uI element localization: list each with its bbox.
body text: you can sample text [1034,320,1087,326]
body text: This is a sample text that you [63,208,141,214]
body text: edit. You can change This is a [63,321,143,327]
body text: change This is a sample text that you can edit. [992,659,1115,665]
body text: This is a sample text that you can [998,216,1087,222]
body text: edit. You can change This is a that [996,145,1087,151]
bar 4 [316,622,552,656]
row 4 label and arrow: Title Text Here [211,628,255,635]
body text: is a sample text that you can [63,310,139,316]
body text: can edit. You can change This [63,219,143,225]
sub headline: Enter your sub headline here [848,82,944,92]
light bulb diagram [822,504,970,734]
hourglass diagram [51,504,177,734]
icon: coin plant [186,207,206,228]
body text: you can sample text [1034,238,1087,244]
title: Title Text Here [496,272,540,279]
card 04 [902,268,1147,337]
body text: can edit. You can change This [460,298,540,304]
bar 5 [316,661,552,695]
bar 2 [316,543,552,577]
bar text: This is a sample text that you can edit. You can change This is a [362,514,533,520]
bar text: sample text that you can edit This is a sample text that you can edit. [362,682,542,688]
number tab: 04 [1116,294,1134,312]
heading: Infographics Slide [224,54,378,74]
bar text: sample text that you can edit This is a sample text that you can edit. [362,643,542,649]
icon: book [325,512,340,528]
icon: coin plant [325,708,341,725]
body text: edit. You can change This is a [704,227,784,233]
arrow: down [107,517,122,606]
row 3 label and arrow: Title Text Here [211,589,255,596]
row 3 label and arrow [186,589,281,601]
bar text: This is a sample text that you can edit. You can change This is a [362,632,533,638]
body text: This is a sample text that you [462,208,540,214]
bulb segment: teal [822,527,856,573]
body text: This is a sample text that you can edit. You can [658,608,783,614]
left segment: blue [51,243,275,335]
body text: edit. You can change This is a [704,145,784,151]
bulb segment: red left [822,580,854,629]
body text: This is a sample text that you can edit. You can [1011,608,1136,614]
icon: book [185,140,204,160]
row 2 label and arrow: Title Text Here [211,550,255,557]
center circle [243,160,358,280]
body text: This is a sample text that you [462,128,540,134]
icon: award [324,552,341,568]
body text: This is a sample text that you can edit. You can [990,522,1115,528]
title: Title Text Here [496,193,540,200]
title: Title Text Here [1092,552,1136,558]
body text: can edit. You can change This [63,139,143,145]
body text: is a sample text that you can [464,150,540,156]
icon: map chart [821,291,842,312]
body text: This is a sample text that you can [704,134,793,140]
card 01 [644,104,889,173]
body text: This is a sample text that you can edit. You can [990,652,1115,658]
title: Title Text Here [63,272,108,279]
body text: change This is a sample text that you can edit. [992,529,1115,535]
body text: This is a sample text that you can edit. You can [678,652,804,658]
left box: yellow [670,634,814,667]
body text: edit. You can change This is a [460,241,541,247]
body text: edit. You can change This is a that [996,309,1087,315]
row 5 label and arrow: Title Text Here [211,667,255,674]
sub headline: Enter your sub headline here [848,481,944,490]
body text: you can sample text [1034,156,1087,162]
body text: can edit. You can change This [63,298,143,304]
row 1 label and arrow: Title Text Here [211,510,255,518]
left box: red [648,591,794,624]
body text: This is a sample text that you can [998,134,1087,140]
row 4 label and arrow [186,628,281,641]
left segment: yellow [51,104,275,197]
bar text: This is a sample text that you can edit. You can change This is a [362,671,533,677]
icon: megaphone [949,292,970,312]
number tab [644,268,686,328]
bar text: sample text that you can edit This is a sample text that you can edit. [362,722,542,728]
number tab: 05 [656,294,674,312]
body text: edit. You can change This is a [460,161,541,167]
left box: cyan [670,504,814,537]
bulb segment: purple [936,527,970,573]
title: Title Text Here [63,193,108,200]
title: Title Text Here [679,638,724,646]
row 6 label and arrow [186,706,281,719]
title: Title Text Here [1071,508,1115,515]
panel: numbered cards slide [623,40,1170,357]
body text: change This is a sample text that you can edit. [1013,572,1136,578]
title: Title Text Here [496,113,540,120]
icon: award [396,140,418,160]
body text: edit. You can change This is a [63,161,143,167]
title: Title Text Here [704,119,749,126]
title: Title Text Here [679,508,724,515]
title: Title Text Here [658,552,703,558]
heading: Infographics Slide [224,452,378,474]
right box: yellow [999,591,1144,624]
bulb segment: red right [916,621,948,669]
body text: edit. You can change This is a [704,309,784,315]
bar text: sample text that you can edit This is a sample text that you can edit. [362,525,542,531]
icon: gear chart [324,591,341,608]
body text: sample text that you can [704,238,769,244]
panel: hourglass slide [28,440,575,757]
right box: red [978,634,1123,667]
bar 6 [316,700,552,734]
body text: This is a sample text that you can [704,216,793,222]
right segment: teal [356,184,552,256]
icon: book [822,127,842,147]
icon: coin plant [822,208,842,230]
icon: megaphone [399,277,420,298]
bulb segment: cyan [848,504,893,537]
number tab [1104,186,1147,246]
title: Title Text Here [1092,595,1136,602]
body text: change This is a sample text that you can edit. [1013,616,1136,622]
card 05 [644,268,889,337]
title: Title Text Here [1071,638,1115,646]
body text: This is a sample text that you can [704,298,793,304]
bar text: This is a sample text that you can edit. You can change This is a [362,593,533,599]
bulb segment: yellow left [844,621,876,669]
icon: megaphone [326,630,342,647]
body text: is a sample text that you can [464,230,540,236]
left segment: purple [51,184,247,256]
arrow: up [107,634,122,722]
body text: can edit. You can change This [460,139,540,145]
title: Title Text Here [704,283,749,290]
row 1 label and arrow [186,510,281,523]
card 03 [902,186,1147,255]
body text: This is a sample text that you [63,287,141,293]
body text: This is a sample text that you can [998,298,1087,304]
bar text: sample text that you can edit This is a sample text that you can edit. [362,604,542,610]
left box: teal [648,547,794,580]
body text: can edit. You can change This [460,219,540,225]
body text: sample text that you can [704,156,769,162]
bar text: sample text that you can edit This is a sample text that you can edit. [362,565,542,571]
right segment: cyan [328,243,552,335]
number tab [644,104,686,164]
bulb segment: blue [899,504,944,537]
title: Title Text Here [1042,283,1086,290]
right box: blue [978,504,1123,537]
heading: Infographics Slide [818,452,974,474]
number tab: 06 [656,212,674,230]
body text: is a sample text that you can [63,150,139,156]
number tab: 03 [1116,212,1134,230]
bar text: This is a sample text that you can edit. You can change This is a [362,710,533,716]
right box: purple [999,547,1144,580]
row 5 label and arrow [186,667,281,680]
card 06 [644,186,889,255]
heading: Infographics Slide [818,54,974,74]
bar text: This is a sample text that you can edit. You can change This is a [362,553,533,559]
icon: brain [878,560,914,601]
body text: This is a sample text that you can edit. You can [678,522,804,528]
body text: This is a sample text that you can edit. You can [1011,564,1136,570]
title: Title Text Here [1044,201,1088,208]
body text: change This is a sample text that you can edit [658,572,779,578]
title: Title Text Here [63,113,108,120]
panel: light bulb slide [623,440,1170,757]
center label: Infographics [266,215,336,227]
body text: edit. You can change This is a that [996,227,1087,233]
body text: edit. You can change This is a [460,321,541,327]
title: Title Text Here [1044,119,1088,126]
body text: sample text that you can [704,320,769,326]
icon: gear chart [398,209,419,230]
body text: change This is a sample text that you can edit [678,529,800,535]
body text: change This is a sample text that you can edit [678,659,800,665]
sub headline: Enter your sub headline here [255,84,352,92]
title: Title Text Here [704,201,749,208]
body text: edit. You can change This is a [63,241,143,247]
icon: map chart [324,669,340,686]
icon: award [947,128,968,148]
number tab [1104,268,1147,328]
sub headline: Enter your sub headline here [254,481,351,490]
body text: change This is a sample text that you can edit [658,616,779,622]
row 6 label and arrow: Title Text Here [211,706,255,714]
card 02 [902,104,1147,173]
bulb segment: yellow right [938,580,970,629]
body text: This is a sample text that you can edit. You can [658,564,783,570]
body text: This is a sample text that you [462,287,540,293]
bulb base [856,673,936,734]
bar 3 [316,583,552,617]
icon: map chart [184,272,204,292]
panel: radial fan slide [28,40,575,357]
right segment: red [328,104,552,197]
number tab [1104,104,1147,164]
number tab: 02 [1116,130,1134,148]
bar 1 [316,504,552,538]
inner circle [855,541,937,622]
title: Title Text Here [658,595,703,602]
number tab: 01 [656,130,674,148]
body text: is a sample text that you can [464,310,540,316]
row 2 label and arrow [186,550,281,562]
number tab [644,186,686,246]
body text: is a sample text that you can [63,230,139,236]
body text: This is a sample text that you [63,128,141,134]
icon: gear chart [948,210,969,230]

- - -

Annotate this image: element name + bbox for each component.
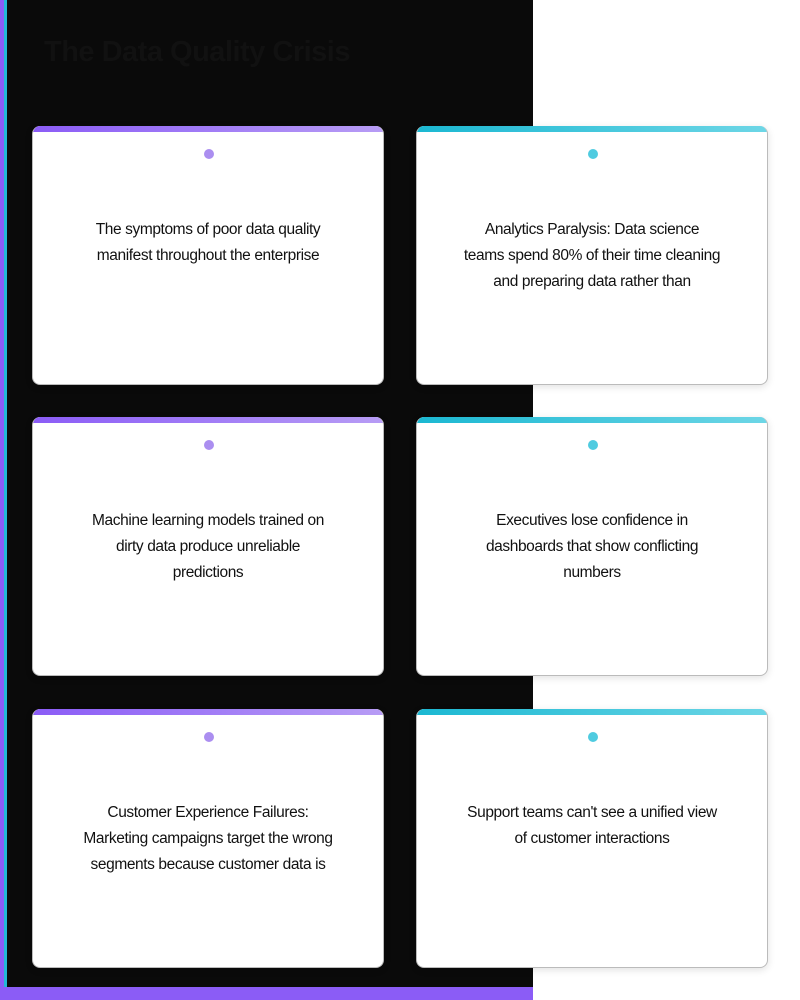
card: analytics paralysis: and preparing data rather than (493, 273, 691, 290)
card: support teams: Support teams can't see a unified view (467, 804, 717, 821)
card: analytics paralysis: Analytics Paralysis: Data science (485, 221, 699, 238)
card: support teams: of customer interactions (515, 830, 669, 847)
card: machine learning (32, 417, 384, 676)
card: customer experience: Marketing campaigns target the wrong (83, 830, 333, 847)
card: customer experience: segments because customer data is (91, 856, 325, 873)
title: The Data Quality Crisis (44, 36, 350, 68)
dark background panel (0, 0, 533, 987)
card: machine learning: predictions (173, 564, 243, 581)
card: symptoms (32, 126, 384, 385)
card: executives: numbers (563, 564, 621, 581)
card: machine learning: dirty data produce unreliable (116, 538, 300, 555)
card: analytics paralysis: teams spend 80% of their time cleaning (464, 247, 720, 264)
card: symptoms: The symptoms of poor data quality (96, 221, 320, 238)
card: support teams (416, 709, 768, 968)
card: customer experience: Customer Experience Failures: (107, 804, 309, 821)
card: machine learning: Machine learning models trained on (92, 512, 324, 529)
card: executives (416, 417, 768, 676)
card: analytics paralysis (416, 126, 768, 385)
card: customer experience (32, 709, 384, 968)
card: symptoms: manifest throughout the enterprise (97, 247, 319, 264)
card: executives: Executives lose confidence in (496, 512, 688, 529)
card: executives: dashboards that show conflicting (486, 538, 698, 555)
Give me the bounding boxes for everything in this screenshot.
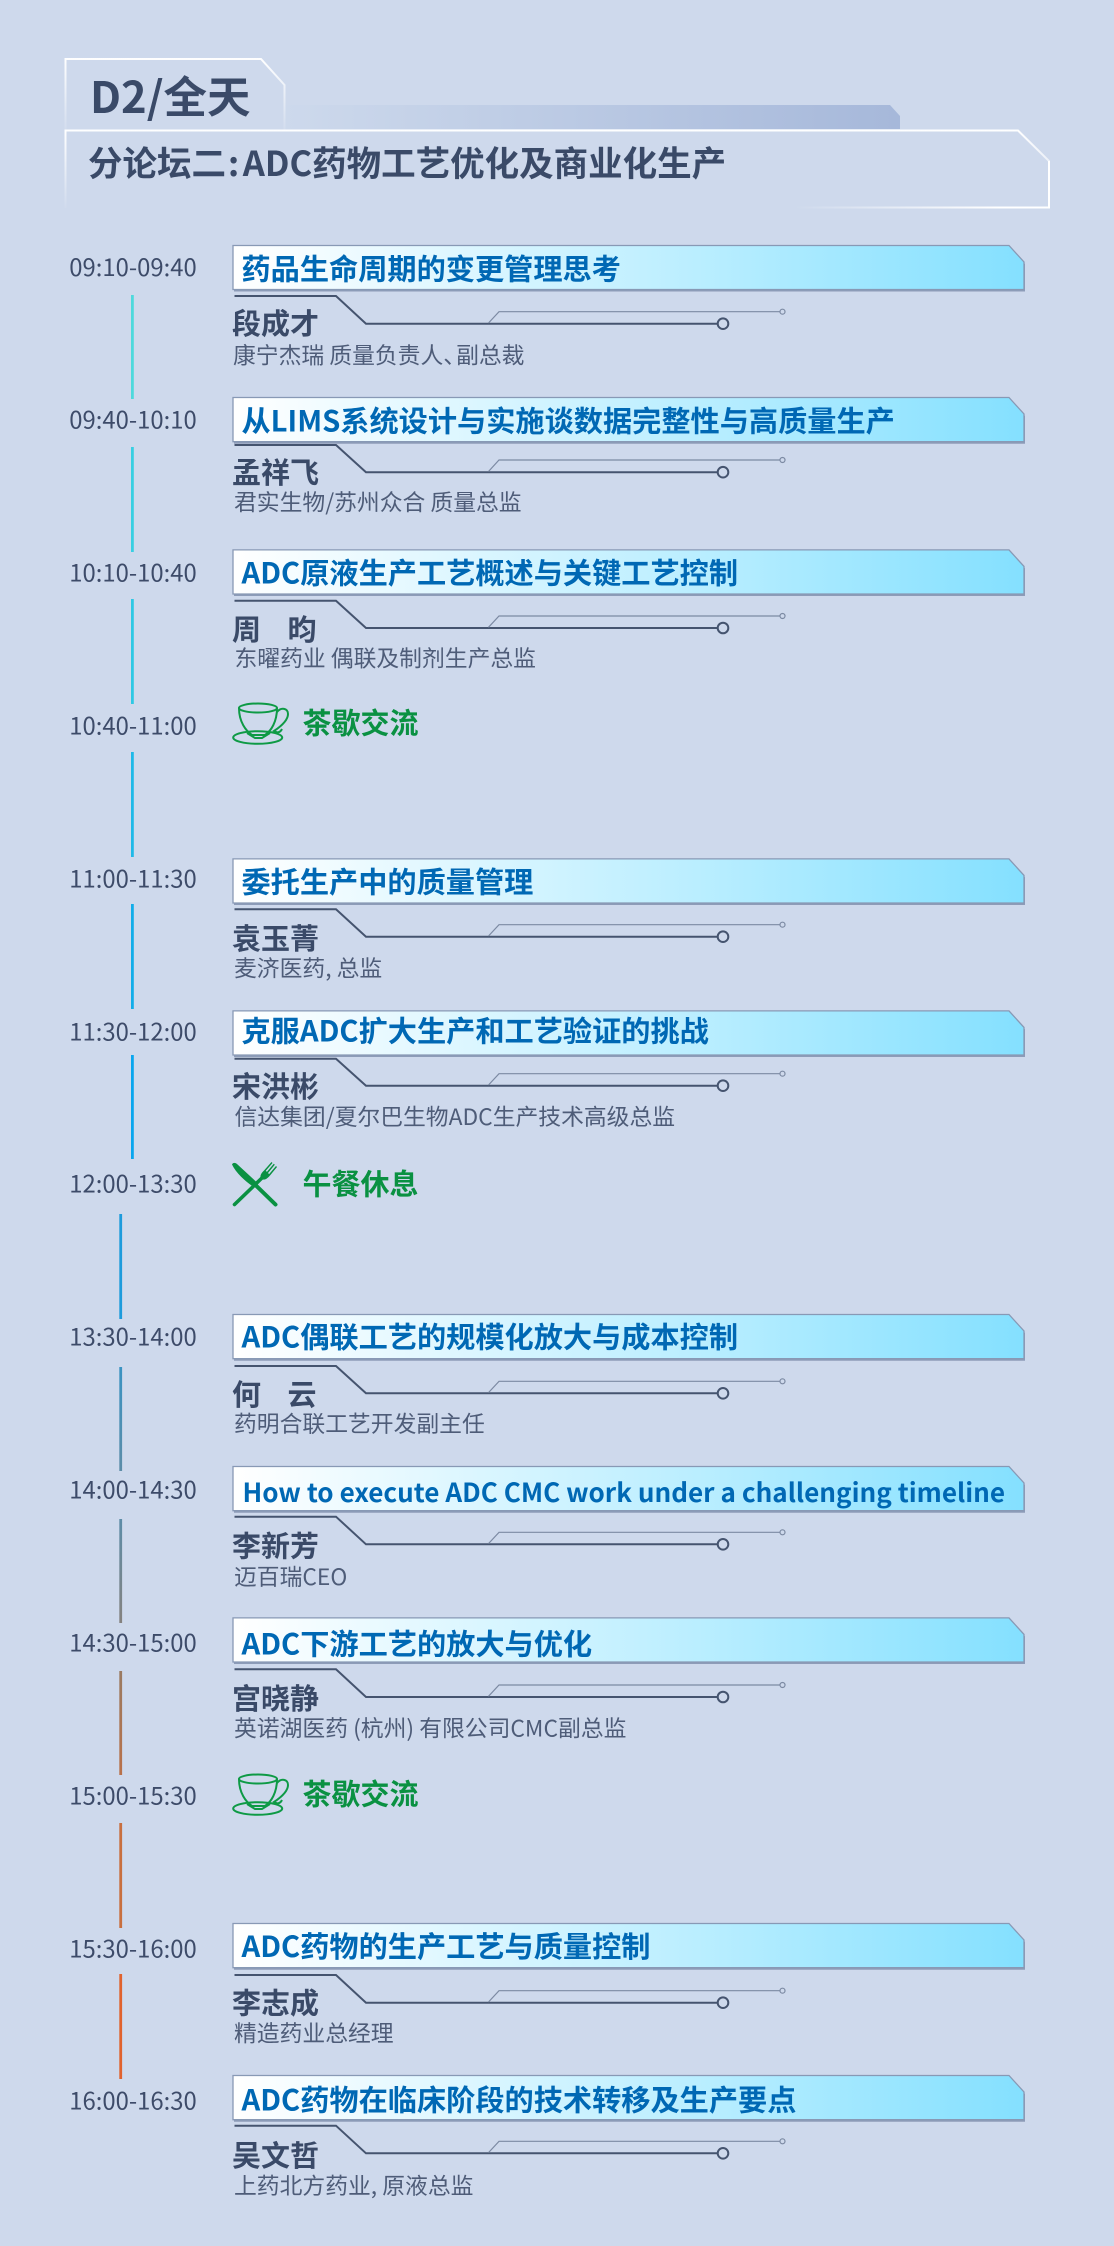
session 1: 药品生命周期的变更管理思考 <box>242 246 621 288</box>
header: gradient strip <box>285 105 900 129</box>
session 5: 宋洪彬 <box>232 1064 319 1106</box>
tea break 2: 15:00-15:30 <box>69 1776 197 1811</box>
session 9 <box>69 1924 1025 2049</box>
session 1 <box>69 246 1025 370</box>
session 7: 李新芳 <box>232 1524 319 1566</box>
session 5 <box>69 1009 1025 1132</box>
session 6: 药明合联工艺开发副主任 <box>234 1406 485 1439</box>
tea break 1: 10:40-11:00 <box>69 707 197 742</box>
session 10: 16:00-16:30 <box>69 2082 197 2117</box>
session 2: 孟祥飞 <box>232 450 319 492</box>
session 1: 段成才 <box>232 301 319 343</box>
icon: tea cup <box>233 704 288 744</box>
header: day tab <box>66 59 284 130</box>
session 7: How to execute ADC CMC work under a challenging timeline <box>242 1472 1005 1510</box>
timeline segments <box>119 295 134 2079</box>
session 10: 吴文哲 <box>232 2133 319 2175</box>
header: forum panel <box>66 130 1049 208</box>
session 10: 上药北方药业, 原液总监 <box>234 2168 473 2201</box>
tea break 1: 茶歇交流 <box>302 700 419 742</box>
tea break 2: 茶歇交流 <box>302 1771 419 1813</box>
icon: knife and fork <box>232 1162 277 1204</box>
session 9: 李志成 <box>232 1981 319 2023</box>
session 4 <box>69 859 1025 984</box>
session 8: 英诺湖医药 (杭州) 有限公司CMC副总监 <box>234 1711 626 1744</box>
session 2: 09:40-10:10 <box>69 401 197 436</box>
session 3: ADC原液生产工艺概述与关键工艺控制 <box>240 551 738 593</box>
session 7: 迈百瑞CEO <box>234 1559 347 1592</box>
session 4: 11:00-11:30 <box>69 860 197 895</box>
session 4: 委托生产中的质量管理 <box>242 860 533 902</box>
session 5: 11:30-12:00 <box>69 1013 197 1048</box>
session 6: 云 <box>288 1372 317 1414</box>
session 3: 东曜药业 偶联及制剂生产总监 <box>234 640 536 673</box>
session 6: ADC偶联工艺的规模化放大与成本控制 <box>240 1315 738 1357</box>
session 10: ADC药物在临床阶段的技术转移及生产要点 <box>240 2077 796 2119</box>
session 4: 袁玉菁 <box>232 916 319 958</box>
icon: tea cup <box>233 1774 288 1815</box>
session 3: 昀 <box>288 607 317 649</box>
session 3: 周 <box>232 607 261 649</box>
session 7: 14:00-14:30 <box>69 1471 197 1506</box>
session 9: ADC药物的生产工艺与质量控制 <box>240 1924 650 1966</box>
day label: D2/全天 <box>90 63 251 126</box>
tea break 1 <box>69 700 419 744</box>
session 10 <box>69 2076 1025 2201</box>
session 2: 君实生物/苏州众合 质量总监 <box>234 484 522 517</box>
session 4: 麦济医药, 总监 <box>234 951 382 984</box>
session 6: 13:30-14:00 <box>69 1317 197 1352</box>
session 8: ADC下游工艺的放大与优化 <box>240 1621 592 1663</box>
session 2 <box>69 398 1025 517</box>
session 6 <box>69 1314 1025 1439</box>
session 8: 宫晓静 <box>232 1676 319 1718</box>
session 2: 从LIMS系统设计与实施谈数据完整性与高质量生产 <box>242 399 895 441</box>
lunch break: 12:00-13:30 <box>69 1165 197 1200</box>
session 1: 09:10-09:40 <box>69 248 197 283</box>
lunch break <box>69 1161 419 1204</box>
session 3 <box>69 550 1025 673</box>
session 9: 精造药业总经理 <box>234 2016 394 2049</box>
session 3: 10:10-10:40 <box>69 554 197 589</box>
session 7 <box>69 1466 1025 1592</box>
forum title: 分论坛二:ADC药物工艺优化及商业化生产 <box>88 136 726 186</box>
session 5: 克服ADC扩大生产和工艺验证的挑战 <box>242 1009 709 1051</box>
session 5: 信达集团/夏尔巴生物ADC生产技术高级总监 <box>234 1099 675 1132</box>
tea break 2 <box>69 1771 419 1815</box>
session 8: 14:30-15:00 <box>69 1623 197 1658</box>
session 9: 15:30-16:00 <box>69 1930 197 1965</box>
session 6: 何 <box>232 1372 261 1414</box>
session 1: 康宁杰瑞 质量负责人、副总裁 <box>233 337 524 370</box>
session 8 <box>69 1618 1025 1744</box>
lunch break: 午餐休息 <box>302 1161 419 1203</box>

- - -

WORK TO DO ::
Express the records from the line containing "uI element localization: list" up to and including the line containing "body text: edit. You can change This is a [63,321,143,327]" as a numbered list, omitting blank lines.

SOLUTION ::
1. uI element localization: list each with its bbox.
2. body text: you can sample text [1034,320,1087,326]
3. body text: This is a sample text that you [63,208,141,214]
4. body text: edit. You can change This is a [63,321,143,327]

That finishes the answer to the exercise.